■ PROBLEM STATEMENT ■
Set out every line bearing the string "name".
------
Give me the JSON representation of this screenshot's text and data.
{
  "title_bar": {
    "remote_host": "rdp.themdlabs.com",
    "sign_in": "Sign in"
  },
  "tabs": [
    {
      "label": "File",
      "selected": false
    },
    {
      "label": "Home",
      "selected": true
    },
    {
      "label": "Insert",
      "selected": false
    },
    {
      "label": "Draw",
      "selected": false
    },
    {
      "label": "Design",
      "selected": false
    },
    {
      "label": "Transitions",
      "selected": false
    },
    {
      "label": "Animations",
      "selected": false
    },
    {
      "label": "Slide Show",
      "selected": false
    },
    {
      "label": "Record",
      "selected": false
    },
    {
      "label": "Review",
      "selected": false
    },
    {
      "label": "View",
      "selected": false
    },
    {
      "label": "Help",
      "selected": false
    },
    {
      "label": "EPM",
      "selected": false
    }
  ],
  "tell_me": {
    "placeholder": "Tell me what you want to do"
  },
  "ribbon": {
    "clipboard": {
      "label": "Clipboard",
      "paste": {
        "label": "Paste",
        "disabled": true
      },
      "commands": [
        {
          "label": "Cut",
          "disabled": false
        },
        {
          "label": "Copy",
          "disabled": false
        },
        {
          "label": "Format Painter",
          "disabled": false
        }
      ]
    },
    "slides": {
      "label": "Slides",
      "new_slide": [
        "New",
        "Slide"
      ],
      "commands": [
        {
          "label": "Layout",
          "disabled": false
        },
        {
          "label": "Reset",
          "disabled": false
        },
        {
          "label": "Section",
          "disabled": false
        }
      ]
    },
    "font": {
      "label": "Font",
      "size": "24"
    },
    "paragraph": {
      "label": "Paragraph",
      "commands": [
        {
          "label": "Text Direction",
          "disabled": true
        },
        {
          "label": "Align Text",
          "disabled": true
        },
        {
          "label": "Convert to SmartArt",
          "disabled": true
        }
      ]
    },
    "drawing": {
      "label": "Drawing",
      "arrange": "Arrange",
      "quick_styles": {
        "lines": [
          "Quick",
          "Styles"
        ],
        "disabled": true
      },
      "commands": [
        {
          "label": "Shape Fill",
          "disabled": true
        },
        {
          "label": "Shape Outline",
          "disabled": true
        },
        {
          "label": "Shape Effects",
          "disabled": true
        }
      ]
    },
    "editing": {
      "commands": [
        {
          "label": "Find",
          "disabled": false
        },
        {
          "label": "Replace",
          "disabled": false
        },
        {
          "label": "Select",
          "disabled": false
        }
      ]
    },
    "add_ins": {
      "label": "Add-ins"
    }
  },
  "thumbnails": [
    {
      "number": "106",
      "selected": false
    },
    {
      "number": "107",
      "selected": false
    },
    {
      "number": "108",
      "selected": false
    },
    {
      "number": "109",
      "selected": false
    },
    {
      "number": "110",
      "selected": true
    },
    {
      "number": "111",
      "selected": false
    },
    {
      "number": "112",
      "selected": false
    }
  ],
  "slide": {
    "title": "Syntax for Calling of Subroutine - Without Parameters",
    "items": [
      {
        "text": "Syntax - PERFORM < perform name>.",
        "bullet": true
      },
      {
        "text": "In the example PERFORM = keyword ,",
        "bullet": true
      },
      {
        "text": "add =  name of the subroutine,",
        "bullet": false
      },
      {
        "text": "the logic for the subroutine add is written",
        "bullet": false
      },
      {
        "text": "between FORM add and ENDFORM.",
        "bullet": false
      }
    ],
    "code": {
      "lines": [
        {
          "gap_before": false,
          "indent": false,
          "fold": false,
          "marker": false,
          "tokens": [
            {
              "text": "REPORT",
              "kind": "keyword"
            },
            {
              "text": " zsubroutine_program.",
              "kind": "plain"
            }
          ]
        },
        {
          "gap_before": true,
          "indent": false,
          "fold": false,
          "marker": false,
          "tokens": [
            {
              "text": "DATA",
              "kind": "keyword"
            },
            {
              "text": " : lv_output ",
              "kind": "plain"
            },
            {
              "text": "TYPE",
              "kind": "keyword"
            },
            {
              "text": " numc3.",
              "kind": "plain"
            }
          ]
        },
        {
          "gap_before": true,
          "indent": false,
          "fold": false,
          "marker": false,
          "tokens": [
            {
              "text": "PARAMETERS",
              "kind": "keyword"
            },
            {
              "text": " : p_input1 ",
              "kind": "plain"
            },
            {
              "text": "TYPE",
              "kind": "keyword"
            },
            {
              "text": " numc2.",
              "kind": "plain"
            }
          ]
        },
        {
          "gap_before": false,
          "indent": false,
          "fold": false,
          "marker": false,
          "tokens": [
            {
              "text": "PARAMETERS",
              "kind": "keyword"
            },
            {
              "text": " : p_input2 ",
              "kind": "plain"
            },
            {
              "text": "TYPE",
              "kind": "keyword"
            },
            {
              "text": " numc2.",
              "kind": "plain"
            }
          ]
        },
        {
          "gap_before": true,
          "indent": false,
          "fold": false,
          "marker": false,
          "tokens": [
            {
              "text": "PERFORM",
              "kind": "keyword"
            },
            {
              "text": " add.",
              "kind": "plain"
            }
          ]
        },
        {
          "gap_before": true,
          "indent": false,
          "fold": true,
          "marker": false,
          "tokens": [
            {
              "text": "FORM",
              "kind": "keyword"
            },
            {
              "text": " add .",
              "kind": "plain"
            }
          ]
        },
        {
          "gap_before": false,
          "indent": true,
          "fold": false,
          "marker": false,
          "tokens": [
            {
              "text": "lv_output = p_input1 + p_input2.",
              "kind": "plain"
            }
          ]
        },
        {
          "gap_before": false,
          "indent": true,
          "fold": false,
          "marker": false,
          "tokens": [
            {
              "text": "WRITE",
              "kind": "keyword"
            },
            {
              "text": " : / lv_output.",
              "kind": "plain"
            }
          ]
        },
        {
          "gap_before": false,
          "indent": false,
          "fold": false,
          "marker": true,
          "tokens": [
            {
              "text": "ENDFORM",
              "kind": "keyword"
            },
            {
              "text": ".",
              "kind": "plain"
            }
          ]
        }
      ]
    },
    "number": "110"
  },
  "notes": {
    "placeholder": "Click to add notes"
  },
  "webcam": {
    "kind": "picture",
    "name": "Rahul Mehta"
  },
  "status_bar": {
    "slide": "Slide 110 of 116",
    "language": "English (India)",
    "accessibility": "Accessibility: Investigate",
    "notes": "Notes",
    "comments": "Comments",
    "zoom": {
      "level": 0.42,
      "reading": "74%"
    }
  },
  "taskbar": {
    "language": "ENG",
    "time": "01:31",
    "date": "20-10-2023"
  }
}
------
■ SOLUTION FOR THIS TASK ■
        "text": "Syntax - PERFORM < perform name>.",
        "text": "add =  name of the subroutine,",
    "name": "Rahul Mehta"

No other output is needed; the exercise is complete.